§ **WHAT YOU NEED TO DO**:
Reproduce the full listing below unchanged, apart from the pictures.

━━ STORED ROWS

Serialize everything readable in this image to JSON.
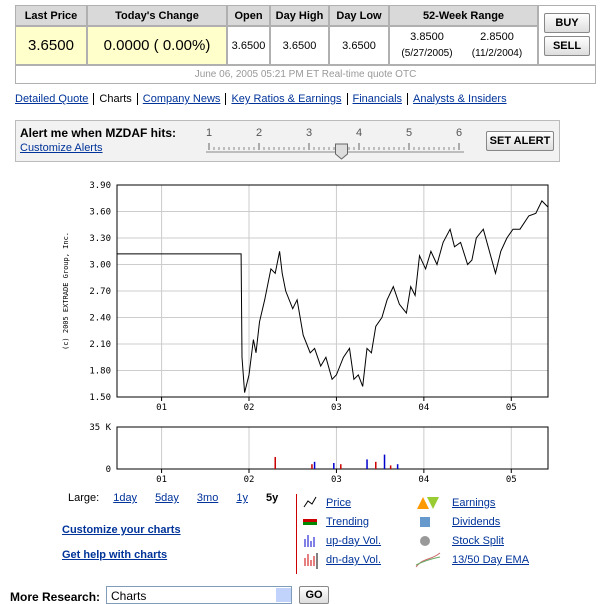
{
  "quote": {
    "headers": [
      "Last Price",
      "Today's Change",
      "Open",
      "Day High",
      "Day Low",
      "52-Week Range"
    ],
    "last_price": "3.6500",
    "change": "0.0000 ( 0.00%)",
    "open": "3.6500",
    "day_high": "3.6500",
    "day_low": "3.6500",
    "range_high": "3.8500",
    "range_high_date": "(5/27/2005)",
    "range_low": "2.8500",
    "range_low_date": "(11/2/2004)",
    "timestamp": "June 06, 2005 05:21 PM ET Real-time quote OTC"
  },
  "buttons": [
    "BUY",
    "SELL"
  ],
  "nav": [
    "Detailed Quote",
    "Charts",
    "Company News",
    "Key Ratios & Earnings",
    "Financials",
    "Analysts & Insiders"
  ],
  "nav_current": 1,
  "alert": {
    "label": "Alert me when MZDAF hits:",
    "link": "Customize Alerts",
    "ticks": [
      1,
      2,
      3,
      4,
      5,
      6
    ],
    "value": 3.65,
    "button": "SET ALERT"
  },
  "price_chart": {
    "type": "line",
    "side_label": "(c) 2005 EXTRADE Group, Inc.",
    "color": "#000000",
    "grid": true,
    "x": [
      0.49,
      1.91,
      1.92,
      1.95,
      2.0,
      2.05,
      2.08,
      2.12,
      2.18,
      2.25,
      2.3,
      2.35,
      2.38,
      2.42,
      2.5,
      2.55,
      2.62,
      2.7,
      2.75,
      2.82,
      2.88,
      2.95,
      3.0,
      3.08,
      3.15,
      3.2,
      3.25,
      3.3,
      3.35,
      3.4,
      3.45,
      3.52,
      3.58,
      3.65,
      3.72,
      3.8,
      3.85,
      3.9,
      3.95,
      4.02,
      4.08,
      4.15,
      4.22,
      4.3,
      4.35,
      4.42,
      4.5,
      4.55,
      4.6,
      4.68,
      4.75,
      4.82,
      4.88,
      4.95,
      5.02,
      5.1,
      5.2,
      5.28,
      5.35,
      5.42
    ],
    "values": [
      3.12,
      3.12,
      1.95,
      1.55,
      1.75,
      2.15,
      2.0,
      2.35,
      2.6,
      2.95,
      2.9,
      3.15,
      2.9,
      2.7,
      2.5,
      2.6,
      2.2,
      2.0,
      2.05,
      1.85,
      1.95,
      1.7,
      1.75,
      1.95,
      2.05,
      1.7,
      1.75,
      1.62,
      2.05,
      2.0,
      2.3,
      2.4,
      2.6,
      2.75,
      2.55,
      2.45,
      2.75,
      2.65,
      3.1,
      2.95,
      3.15,
      3.0,
      3.25,
      3.4,
      3.2,
      3.25,
      3.0,
      3.05,
      3.3,
      3.4,
      3.15,
      2.9,
      3.15,
      3.3,
      3.4,
      3.4,
      3.55,
      3.58,
      3.72,
      3.65
    ],
    "xlim": [
      0.49,
      5.42
    ],
    "xticks": [
      {
        "value": 1,
        "label": "01"
      },
      {
        "value": 2,
        "label": "02"
      },
      {
        "value": 3,
        "label": "03"
      },
      {
        "value": 4,
        "label": "04"
      },
      {
        "value": 5,
        "label": "05"
      }
    ],
    "ylim": [
      1.5,
      3.9
    ],
    "yticks": [
      {
        "value": 1.5,
        "label": "1.50"
      },
      {
        "value": 1.8,
        "label": "1.80"
      },
      {
        "value": 2.1,
        "label": "2.10"
      },
      {
        "value": 2.4,
        "label": "2.40"
      },
      {
        "value": 2.7,
        "label": "2.70"
      },
      {
        "value": 3.0,
        "label": "3.00"
      },
      {
        "value": 3.3,
        "label": "3.30"
      },
      {
        "value": 3.6,
        "label": "3.60"
      },
      {
        "value": 3.9,
        "label": "3.90"
      }
    ]
  },
  "volume_chart": {
    "type": "bar",
    "grid": true,
    "series": [
      {
        "name": "up-day Vol.",
        "color": "#0000cc",
        "x": [
          2.3,
          2.75,
          2.97,
          3.35,
          3.55,
          3.7
        ],
        "values": [
          4,
          6,
          5,
          8,
          12,
          4
        ]
      },
      {
        "name": "dn-day Vol.",
        "color": "#cc0000",
        "x": [
          2.3,
          2.72,
          3.05,
          3.45,
          3.62
        ],
        "values": [
          10,
          4,
          4,
          6,
          3
        ]
      }
    ],
    "xlim": [
      0.49,
      5.42
    ],
    "xticks": [
      {
        "value": 1,
        "label": "01"
      },
      {
        "value": 2,
        "label": "02"
      },
      {
        "value": 3,
        "label": "03"
      },
      {
        "value": 4,
        "label": "04"
      },
      {
        "value": 5,
        "label": "05"
      }
    ],
    "ylim": [
      0,
      35
    ],
    "yticks": [
      0,
      {
        "value": 35,
        "label": "35 K"
      }
    ]
  },
  "range": {
    "label": "Large:",
    "options": [
      "1day",
      "5day",
      "3mo",
      "1y",
      "5y"
    ],
    "selected": 4
  },
  "links": [
    "Customize your charts",
    "Get help with charts"
  ],
  "legend": [
    "Price",
    "Trending",
    "up-day Vol.",
    "dn-day Vol.",
    "Earnings",
    "Dividends",
    "Stock Split",
    "13/50 Day EMA"
  ],
  "research": {
    "label": "More Research:",
    "select": "Charts",
    "button": "GO"
  }
}
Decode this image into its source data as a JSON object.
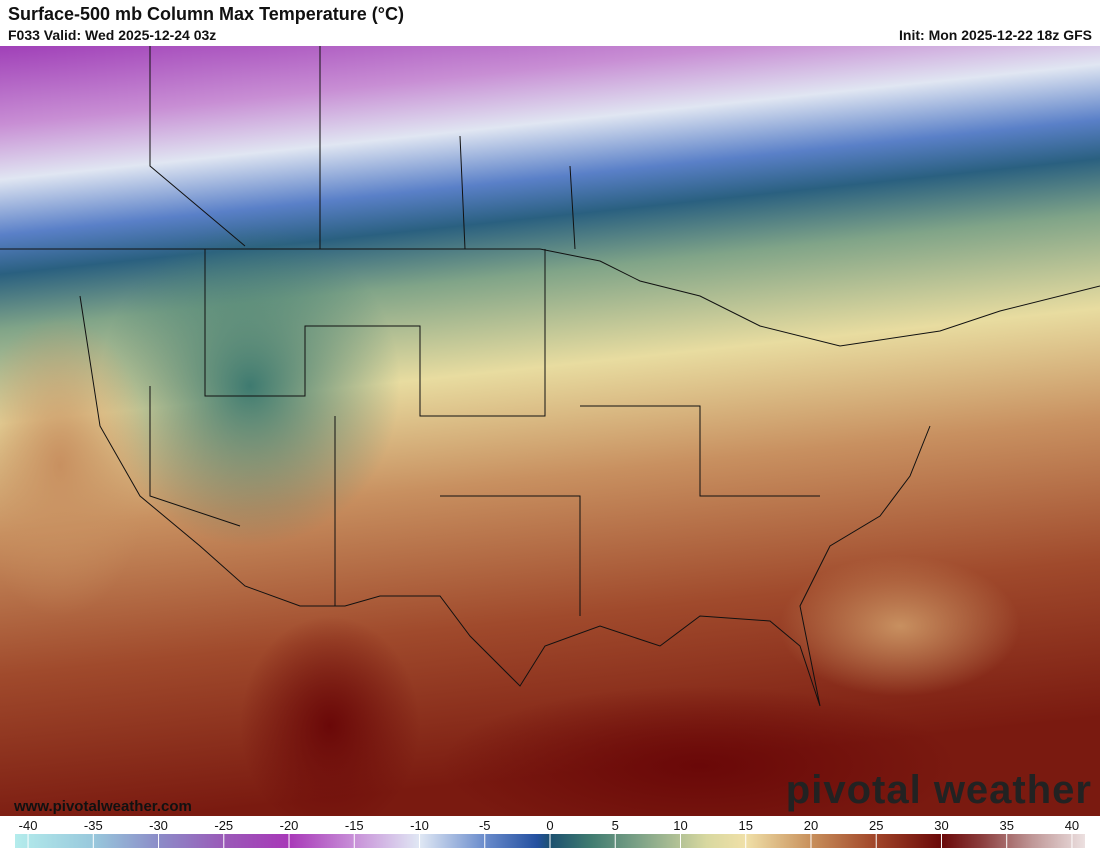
{
  "header": {
    "title": "Surface-500 mb Column Max Temperature (°C)",
    "valid": "F033 Valid: Wed 2025-12-24 03z",
    "init": "Init: Mon 2025-12-22 18z GFS"
  },
  "watermark": "www.pivotalweather.com",
  "logo": "pivotal weather",
  "colorbar": {
    "range": [
      -41,
      41
    ],
    "ticks": [
      -40,
      -35,
      -30,
      -25,
      -20,
      -15,
      -10,
      -5,
      0,
      5,
      10,
      15,
      20,
      25,
      30,
      35,
      40
    ],
    "stops": [
      {
        "value": -41,
        "color": "#b4ecec"
      },
      {
        "value": -35,
        "color": "#98c8dc"
      },
      {
        "value": -30,
        "color": "#8c8cc8"
      },
      {
        "value": -25,
        "color": "#9a5ab8"
      },
      {
        "value": -20,
        "color": "#a838b8"
      },
      {
        "value": -15,
        "color": "#c890d8"
      },
      {
        "value": -10,
        "color": "#e0e8f4"
      },
      {
        "value": -5,
        "color": "#6a8ccc"
      },
      {
        "value": -1,
        "color": "#2450a0"
      },
      {
        "value": 0,
        "color": "#1c5070"
      },
      {
        "value": 3,
        "color": "#3e7a70"
      },
      {
        "value": 7,
        "color": "#80a488"
      },
      {
        "value": 12,
        "color": "#d8d8a0"
      },
      {
        "value": 15,
        "color": "#f0e0a8"
      },
      {
        "value": 20,
        "color": "#c8905c"
      },
      {
        "value": 25,
        "color": "#a04428"
      },
      {
        "value": 30,
        "color": "#6a0808"
      },
      {
        "value": 33,
        "color": "#8a3c3c"
      },
      {
        "value": 37,
        "color": "#c09898"
      },
      {
        "value": 41,
        "color": "#ece0e0"
      }
    ]
  }
}
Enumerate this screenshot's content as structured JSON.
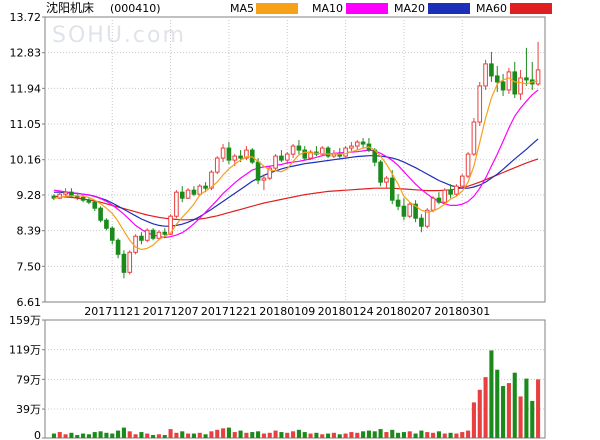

━━━━

§ **CORRECT ANSWER**:
Serialize everything readable in this image to JSON.
{
  "quote": {
    "headers": [
      "Last Price",
      "Today's Change",
      "Open",
      "Day High",
      "Day Low",
      "52-Week Range"
    ],
    "last_price": "3.6500",
    "change": "0.0000 ( 0.00%)",
    "open": "3.6500",
    "day_high": "3.6500",
    "day_low": "3.6500",
    "range_high": "3.8500",
    "range_high_date": "(5/27/2005)",
    "range_low": "2.8500",
    "range_low_date": "(11/2/2004)",
    "timestamp": "June 06, 2005 05:21 PM ET Real-time quote OTC"
  },
  "buttons": [
    "BUY",
    "SELL"
  ],
  "nav": [
    "Detailed Quote",
    "Charts",
    "Company News",
    "Key Ratios & Earnings",
    "Financials",
    "Analysts & Insiders"
  ],
  "nav_current": 1,
  "alert": {
    "label": "Alert me when MZDAF hits:",
    "link": "Customize Alerts",
    "ticks": [
      1,
      2,
      3,
      4,
      5,
      6
    ],
    "value": 3.65,
    "button": "SET ALERT"
  },
  "price_chart": {
    "type": "line",
    "side_label": "(c) 2005 EXTRADE Group, Inc.",
    "color": "#000000",
    "grid": true,
    "x": [
      0.49,
      1.91,
      1.92,
      1.95,
      2.0,
      2.05,
      2.08,
      2.12,
      2.18,
      2.25,
      2.3,
      2.35,
      2.38,
      2.42,
      2.5,
      2.55,
      2.62,
      2.7,
      2.75,
      2.82,
      2.88,
      2.95,
      3.0,
      3.08,
      3.15,
      3.2,
      3.25,
      3.3,
      3.35,
      3.4,
      3.45,
      3.52,
      3.58,
      3.65,
      3.72,
      3.8,
      3.85,
      3.9,
      3.95,
      4.02,
      4.08,
      4.15,
      4.22,
      4.3,
      4.35,
      4.42,
      4.5,
      4.55,
      4.6,
      4.68,
      4.75,
      4.82,
      4.88,
      4.95,
      5.02,
      5.1,
      5.2,
      5.28,
      5.35,
      5.42
    ],
    "values": [
      3.12,
      3.12,
      1.95,
      1.55,
      1.75,
      2.15,
      2.0,
      2.35,
      2.6,
      2.95,
      2.9,
      3.15,
      2.9,
      2.7,
      2.5,
      2.6,
      2.2,
      2.0,
      2.05,
      1.85,
      1.95,
      1.7,
      1.75,
      1.95,
      2.05,
      1.7,
      1.75,
      1.62,
      2.05,
      2.0,
      2.3,
      2.4,
      2.6,
      2.75,
      2.55,
      2.45,
      2.75,
      2.65,
      3.1,
      2.95,
      3.15,
      3.0,
      3.25,
      3.4,
      3.2,
      3.25,
      3.0,
      3.05,
      3.3,
      3.4,
      3.15,
      2.9,
      3.15,
      3.3,
      3.4,
      3.4,
      3.55,
      3.58,
      3.72,
      3.65
    ],
    "xlim": [
      0.49,
      5.42
    ],
    "xticks": [
      {
        "value": 1,
        "label": "01"
      },
      {
        "value": 2,
        "label": "02"
      },
      {
        "value": 3,
        "label": "03"
      },
      {
        "value": 4,
        "label": "04"
      },
      {
        "value": 5,
        "label": "05"
      }
    ],
    "ylim": [
      1.5,
      3.9
    ],
    "yticks": [
      {
        "value": 1.5,
        "label": "1.50"
      },
      {
        "value": 1.8,
        "label": "1.80"
      },
      {
        "value": 2.1,
        "label": "2.10"
      },
      {
        "value": 2.4,
        "label": "2.40"
      },
      {
        "value": 2.7,
        "label": "2.70"
      },
      {
        "value": 3.0,
        "label": "3.00"
      },
      {
        "value": 3.3,
        "label": "3.30"
      },
      {
        "value": 3.6,
        "label": "3.60"
      },
      {
        "value": 3.9,
        "label": "3.90"
      }
    ]
  },
  "volume_chart": {
    "type": "bar",
    "grid": true,
    "series": [
      {
        "name": "up-day Vol.",
        "color": "#0000cc",
        "x": [
          2.3,
          2.75,
          2.97,
          3.35,
          3.55,
          3.7
        ],
        "values": [
          4,
          6,
          5,
          8,
          12,
          4
        ]
      },
      {
        "name": "dn-day Vol.",
        "color": "#cc0000",
        "x": [
          2.3,
          2.72,
          3.05,
          3.45,
          3.62
        ],
        "values": [
          10,
          4,
          4,
          6,
          3
        ]
      }
    ],
    "xlim": [
      0.49,
      5.42
    ],
    "xticks": [
      {
        "value": 1,
        "label": "01"
      },
      {
        "value": 2,
        "label": "02"
      },
      {
        "value": 3,
        "label": "03"
      },
      {
        "value": 4,
        "label": "04"
      },
      {
        "value": 5,
        "label": "05"
      }
    ],
    "ylim": [
      0,
      35
    ],
    "yticks": [
      0,
      {
        "value": 35,
        "label": "35 K"
      }
    ]
  },
  "range": {
    "label": "Large:",
    "options": [
      "1day",
      "5day",
      "3mo",
      "1y",
      "5y"
    ],
    "selected": 4
  },
  "links": [
    "Customize your charts",
    "Get help with charts"
  ],
  "legend": [
    "Price",
    "Trending",
    "up-day Vol.",
    "dn-day Vol.",
    "Earnings",
    "Dividends",
    "Stock Split",
    "13/50 Day EMA"
  ],
  "research": {
    "label": "More Research:",
    "select": "Charts",
    "button": "GO"
  }
}
Decode this image into its source data as a JSON object.
{
  "header": {
    "title": "Surface-500 mb Column Max Temperature (°C)",
    "valid": "F033 Valid: Wed 2025-12-24 03z",
    "init": "Init: Mon 2025-12-22 18z GFS"
  },
  "watermark": "www.pivotalweather.com",
  "logo": "pivotal weather",
  "colorbar": {
    "range": [
      -41,
      41
    ],
    "ticks": [
      -40,
      -35,
      -30,
      -25,
      -20,
      -15,
      -10,
      -5,
      0,
      5,
      10,
      15,
      20,
      25,
      30,
      35,
      40
    ],
    "stops": [
      {
        "value": -41,
        "color": "#b4ecec"
      },
      {
        "value": -35,
        "color": "#98c8dc"
      },
      {
        "value": -30,
        "color": "#8c8cc8"
      },
      {
        "value": -25,
        "color": "#9a5ab8"
      },
      {
        "value": -20,
        "color": "#a838b8"
      },
      {
        "value": -15,
        "color": "#c890d8"
      },
      {
        "value": -10,
        "color": "#e0e8f4"
      },
      {
        "value": -5,
        "color": "#6a8ccc"
      },
      {
        "value": -1,
        "color": "#2450a0"
      },
      {
        "value": 0,
        "color": "#1c5070"
      },
      {
        "value": 3,
        "color": "#3e7a70"
      },
      {
        "value": 7,
        "color": "#80a488"
      },
      {
        "value": 12,
        "color": "#d8d8a0"
      },
      {
        "value": 15,
        "color": "#f0e0a8"
      },
      {
        "value": 20,
        "color": "#c8905c"
      },
      {
        "value": 25,
        "color": "#a04428"
      },
      {
        "value": 30,
        "color": "#6a0808"
      },
      {
        "value": 33,
        "color": "#8a3c3c"
      },
      {
        "value": 37,
        "color": "#c09898"
      },
      {
        "value": 41,
        "color": "#ece0e0"
      }
    ]
  }
}
Enumerate this screenshot's content as structured JSON.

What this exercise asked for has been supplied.